Extracted records
────────────────────────────────────────

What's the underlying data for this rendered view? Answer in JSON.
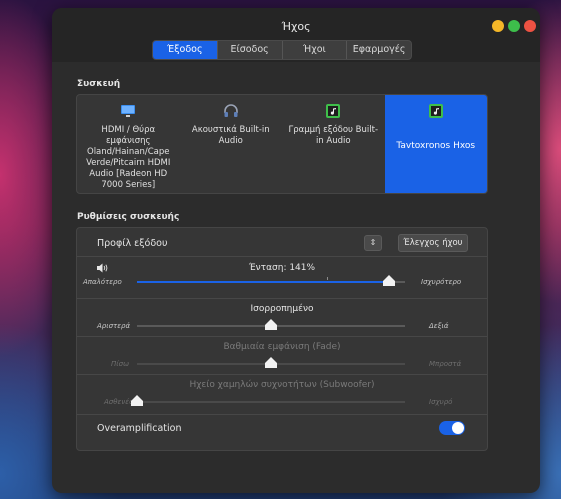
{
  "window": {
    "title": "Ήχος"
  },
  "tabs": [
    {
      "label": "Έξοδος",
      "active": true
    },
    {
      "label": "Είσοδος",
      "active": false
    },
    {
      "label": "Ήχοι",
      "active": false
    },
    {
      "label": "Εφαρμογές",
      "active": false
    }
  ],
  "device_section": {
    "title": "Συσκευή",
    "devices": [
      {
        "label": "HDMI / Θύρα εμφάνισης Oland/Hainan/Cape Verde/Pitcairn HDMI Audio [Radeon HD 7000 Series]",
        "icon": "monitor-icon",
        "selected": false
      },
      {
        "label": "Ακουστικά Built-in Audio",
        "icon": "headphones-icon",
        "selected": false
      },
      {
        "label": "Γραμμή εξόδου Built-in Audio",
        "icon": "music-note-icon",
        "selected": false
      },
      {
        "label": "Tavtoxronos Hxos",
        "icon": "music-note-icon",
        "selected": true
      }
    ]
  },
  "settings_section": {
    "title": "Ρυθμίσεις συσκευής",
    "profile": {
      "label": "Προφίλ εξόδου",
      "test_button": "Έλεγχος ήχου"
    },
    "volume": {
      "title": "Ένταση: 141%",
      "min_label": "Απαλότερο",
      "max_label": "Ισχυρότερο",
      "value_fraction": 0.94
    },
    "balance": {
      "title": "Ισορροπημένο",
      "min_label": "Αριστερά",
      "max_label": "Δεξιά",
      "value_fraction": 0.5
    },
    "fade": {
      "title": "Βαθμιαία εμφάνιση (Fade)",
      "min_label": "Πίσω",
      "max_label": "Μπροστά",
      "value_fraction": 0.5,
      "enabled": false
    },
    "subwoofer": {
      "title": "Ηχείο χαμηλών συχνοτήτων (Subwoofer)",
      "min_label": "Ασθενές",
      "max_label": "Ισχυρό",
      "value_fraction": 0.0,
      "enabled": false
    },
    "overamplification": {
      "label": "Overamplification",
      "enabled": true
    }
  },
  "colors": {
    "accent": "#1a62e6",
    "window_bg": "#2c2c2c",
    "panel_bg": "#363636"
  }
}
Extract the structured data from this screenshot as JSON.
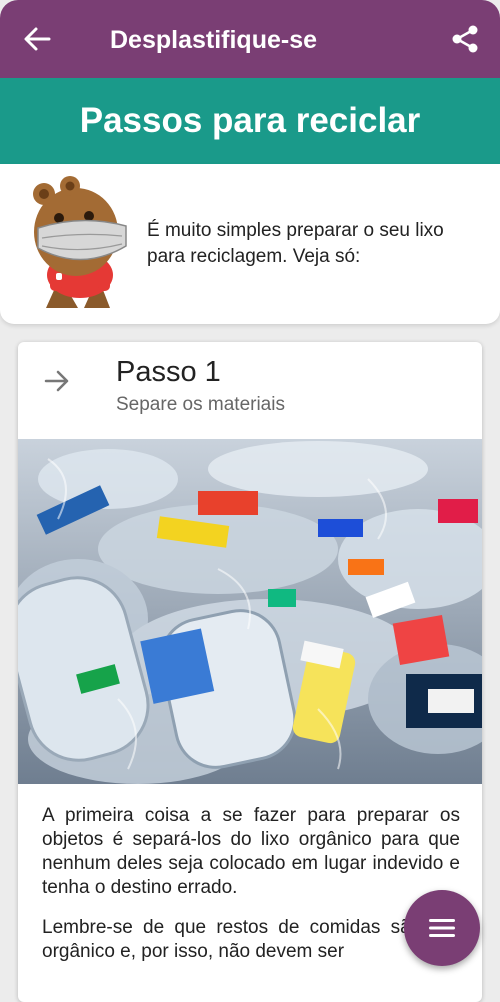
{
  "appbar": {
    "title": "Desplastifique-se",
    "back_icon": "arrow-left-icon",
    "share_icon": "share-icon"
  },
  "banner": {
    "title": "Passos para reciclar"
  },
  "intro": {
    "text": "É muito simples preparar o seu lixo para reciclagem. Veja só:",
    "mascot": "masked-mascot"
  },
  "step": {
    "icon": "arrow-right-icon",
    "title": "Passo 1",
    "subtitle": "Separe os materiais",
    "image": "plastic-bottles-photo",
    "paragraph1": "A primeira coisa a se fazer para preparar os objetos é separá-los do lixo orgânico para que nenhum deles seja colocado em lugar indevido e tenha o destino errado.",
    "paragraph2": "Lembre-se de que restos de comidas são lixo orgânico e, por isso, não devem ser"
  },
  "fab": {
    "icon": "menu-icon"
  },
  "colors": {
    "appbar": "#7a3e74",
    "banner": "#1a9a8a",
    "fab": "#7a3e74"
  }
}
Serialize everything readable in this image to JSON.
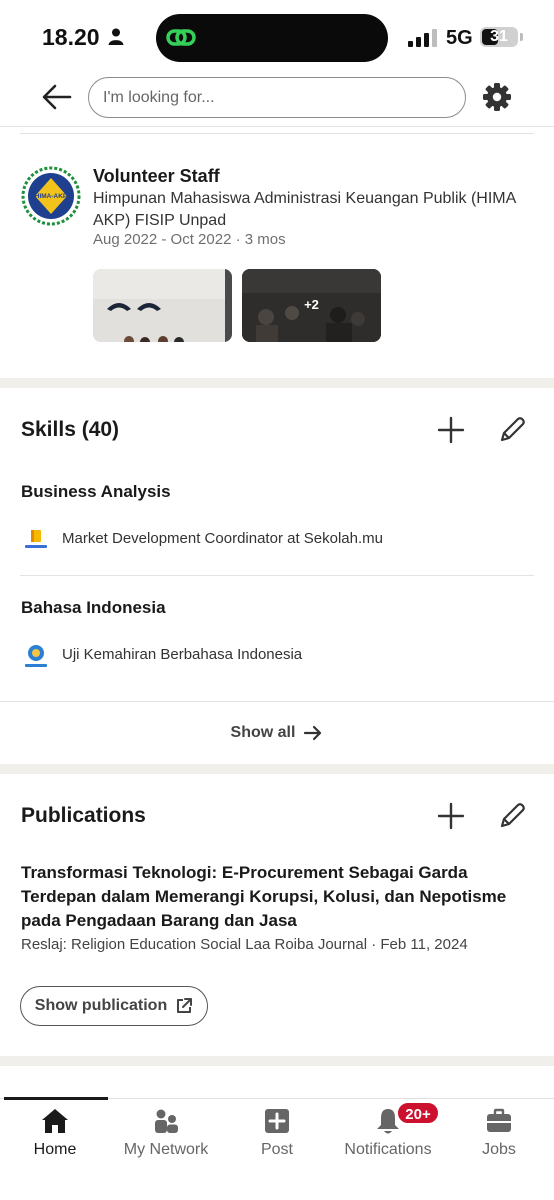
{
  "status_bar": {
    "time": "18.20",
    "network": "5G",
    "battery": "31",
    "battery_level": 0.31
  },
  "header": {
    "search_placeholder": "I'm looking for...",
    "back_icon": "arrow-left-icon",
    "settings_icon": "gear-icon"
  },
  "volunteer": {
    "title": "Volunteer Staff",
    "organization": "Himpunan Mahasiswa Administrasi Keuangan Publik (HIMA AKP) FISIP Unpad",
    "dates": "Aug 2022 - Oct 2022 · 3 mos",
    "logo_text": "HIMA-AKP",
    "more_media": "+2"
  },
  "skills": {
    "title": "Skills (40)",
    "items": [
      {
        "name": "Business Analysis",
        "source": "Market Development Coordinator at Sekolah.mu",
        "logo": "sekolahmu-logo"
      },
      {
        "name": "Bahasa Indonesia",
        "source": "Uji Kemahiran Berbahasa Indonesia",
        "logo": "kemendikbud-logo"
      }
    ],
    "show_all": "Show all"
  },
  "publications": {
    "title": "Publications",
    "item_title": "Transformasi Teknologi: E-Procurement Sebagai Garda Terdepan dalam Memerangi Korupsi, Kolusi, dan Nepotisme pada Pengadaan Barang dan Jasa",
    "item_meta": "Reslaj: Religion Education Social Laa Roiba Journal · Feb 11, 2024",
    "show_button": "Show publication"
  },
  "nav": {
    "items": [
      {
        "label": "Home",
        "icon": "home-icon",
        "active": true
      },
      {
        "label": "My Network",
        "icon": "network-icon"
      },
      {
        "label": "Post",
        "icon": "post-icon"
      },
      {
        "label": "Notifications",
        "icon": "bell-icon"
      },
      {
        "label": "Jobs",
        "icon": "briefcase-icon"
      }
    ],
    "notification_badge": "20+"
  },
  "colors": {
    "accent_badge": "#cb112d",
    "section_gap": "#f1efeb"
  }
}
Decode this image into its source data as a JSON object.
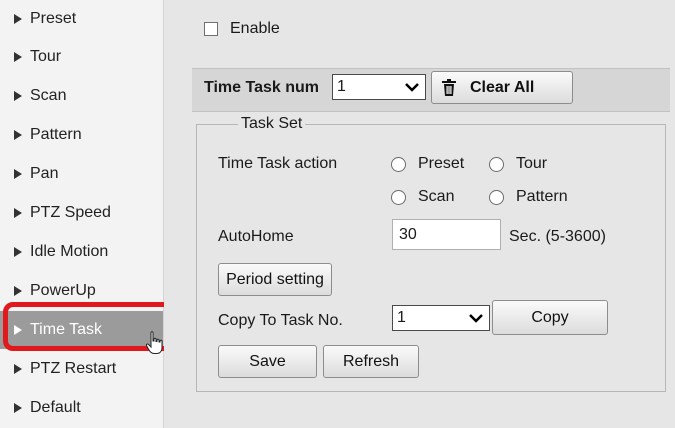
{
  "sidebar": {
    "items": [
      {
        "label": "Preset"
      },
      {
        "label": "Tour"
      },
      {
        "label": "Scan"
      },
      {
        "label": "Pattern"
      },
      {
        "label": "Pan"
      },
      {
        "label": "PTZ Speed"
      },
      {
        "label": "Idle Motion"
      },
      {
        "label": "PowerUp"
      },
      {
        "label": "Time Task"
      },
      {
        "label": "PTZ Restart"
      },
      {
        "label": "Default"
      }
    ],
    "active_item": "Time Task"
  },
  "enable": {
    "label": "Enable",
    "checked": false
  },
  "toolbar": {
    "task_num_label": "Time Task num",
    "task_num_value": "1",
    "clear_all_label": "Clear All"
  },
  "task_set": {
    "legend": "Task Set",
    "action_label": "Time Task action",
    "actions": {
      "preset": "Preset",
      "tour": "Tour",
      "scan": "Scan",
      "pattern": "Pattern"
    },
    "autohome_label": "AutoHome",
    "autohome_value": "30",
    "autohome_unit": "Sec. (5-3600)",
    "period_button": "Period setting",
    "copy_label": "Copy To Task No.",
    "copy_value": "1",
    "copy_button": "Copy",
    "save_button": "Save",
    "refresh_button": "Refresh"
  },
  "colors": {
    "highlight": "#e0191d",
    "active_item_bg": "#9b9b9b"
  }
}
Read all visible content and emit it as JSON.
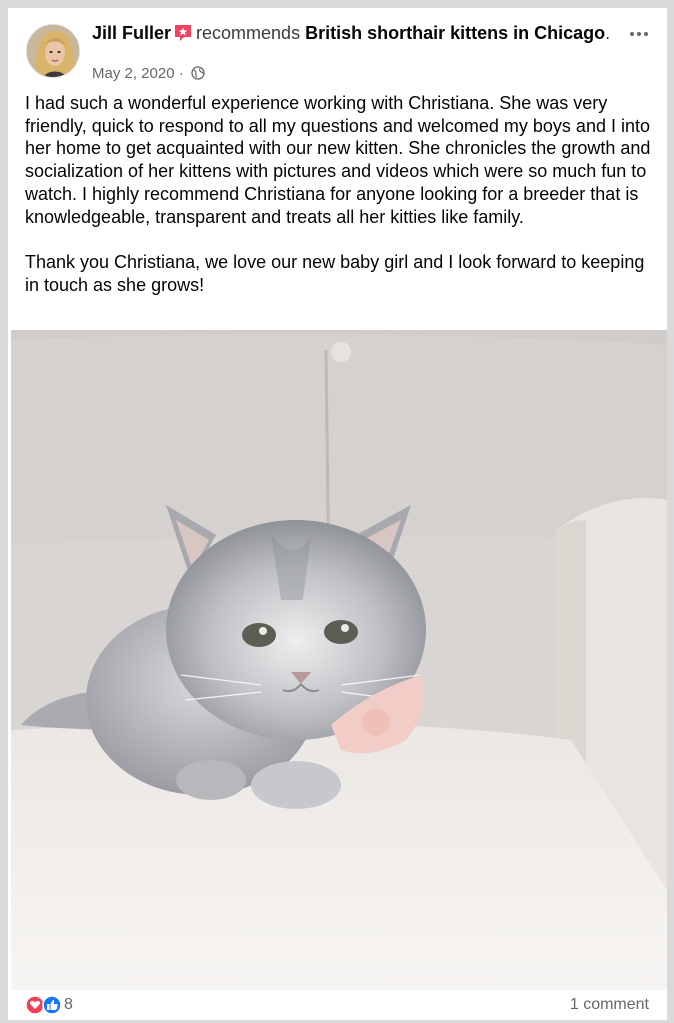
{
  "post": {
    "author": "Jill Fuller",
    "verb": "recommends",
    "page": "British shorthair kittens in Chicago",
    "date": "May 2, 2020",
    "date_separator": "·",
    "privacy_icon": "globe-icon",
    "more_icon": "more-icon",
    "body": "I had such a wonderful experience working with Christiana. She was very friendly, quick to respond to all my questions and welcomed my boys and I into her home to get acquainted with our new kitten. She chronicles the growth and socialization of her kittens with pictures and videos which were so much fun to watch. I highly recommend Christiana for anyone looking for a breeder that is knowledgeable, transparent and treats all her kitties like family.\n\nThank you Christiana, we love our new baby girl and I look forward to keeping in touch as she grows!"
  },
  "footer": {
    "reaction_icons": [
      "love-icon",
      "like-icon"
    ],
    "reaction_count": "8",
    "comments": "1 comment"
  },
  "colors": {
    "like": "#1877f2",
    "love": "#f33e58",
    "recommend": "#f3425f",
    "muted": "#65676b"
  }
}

────────────────────────────────────────

_BRIEF:_
What is the number of lines above that contain "data"? Answer with that number only.

_OUTPUT:_
3